● **WHAT YOU SHOULD DO**: Your task is to output the listing word for word, with pictures excluded.

● **MATERIAL TO PROCESS**:
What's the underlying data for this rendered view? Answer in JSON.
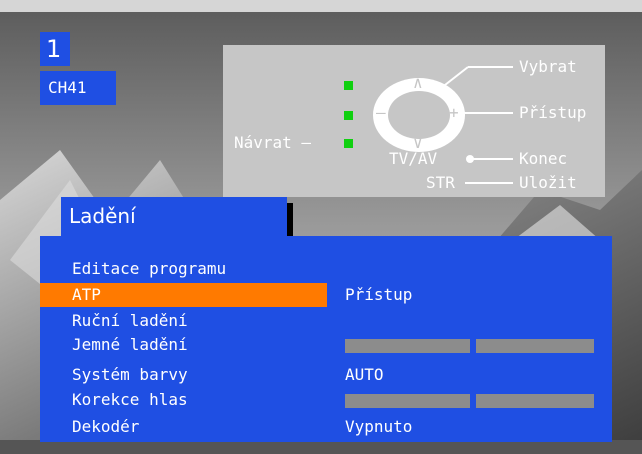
{
  "channel": {
    "number": "1",
    "name": "CH41"
  },
  "help": {
    "select": "Vybrat",
    "access": "Přístup",
    "back": "Návrat –",
    "tvav": "TV/AV",
    "exit": "Konec",
    "str": "STR",
    "save": "Uložit",
    "up_glyph": "∧",
    "down_glyph": "∨",
    "minus_glyph": "–",
    "plus_glyph": "+",
    "indicator_color": "#10d010"
  },
  "menu": {
    "title": "Ladění",
    "selected_color": "#ff7a00",
    "background_color": "#1f4fe3",
    "items": [
      {
        "label": "Editace programu",
        "value": ""
      },
      {
        "label": "ATP",
        "value": "Přístup",
        "selected": true
      },
      {
        "label": "Ruční ladění",
        "value": ""
      },
      {
        "label": "Jemné ladění",
        "value": "",
        "slider": true
      },
      {
        "label": "Systém barvy",
        "value": "AUTO"
      },
      {
        "label": "Korekce hlas",
        "value": "",
        "slider": true
      },
      {
        "label": "Dekodér",
        "value": "Vypnuto"
      }
    ]
  }
}
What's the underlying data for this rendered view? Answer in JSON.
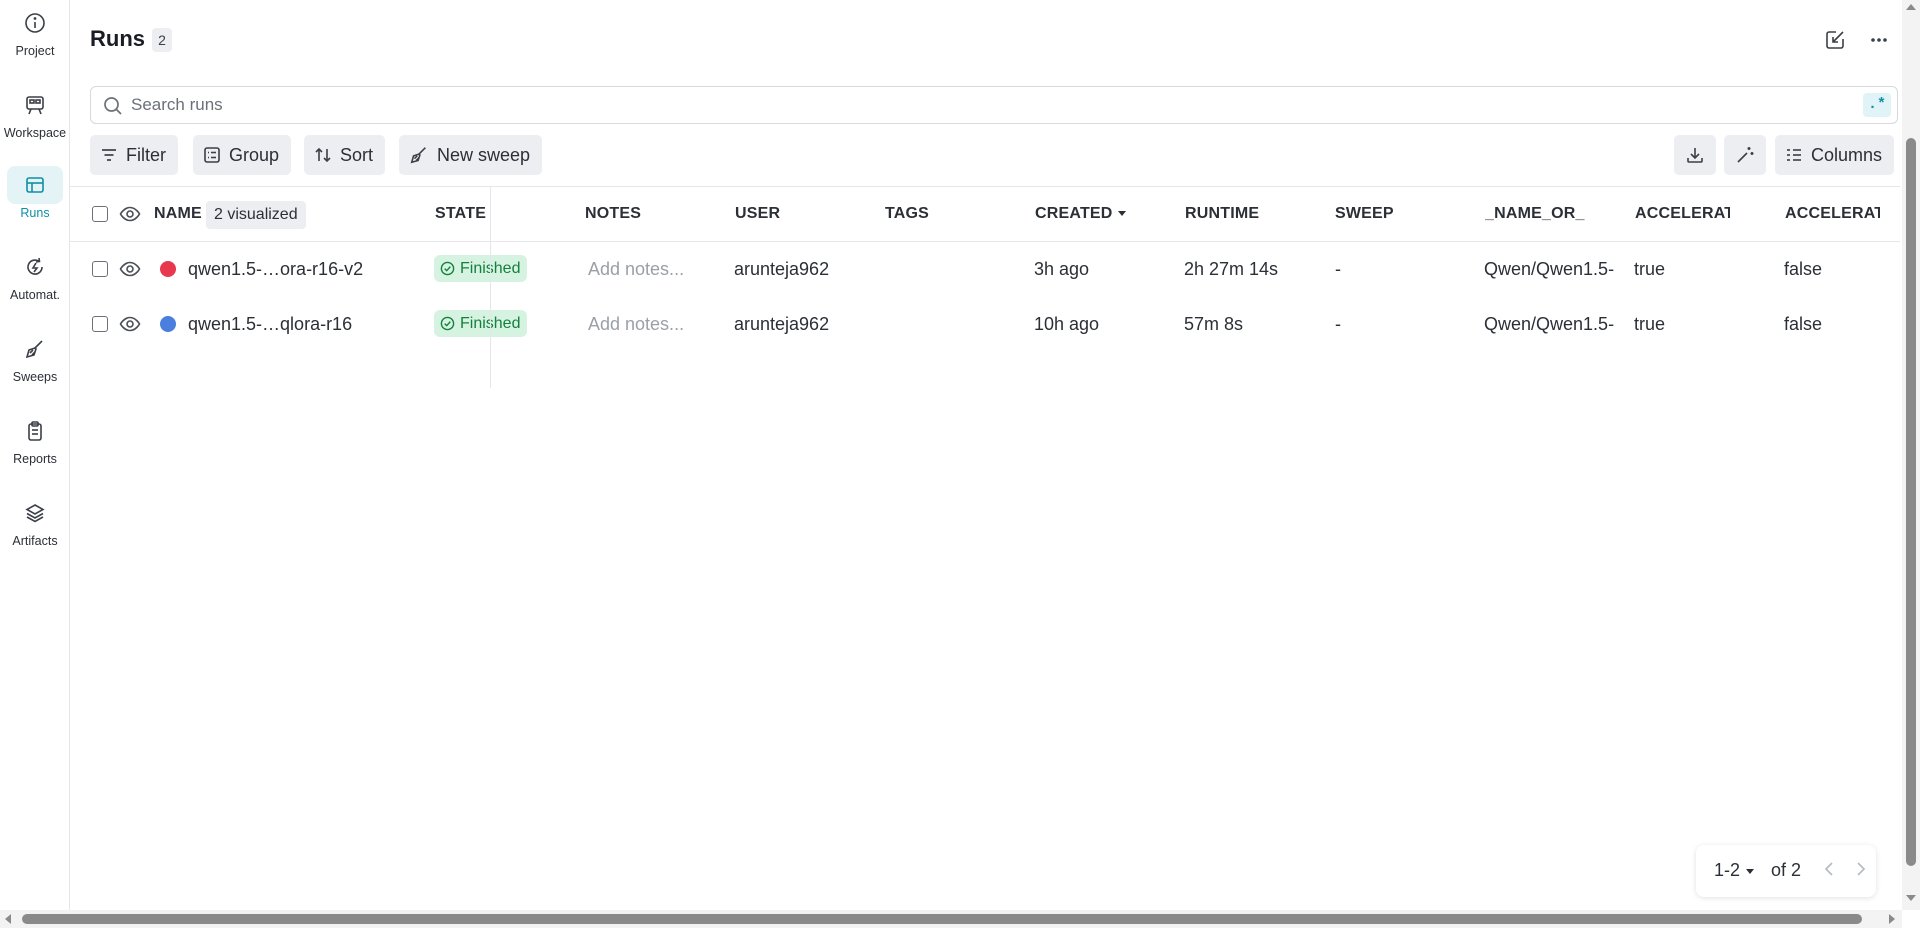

● **FINAL RESULT**:
What's the underlying data for this rendered view? Answer in JSON.
{
  "channel": {
    "number": "1",
    "name": "CH41"
  },
  "help": {
    "select": "Vybrat",
    "access": "Přístup",
    "back": "Návrat –",
    "tvav": "TV/AV",
    "exit": "Konec",
    "str": "STR",
    "save": "Uložit",
    "up_glyph": "∧",
    "down_glyph": "∨",
    "minus_glyph": "–",
    "plus_glyph": "+",
    "indicator_color": "#10d010"
  },
  "menu": {
    "title": "Ladění",
    "selected_color": "#ff7a00",
    "background_color": "#1f4fe3",
    "items": [
      {
        "label": "Editace programu",
        "value": ""
      },
      {
        "label": "ATP",
        "value": "Přístup",
        "selected": true
      },
      {
        "label": "Ruční ladění",
        "value": ""
      },
      {
        "label": "Jemné ladění",
        "value": "",
        "slider": true
      },
      {
        "label": "Systém barvy",
        "value": "AUTO"
      },
      {
        "label": "Korekce hlas",
        "value": "",
        "slider": true
      },
      {
        "label": "Dekodér",
        "value": "Vypnuto"
      }
    ]
  }
}
What's the underlying data for this rendered view? Answer in JSON.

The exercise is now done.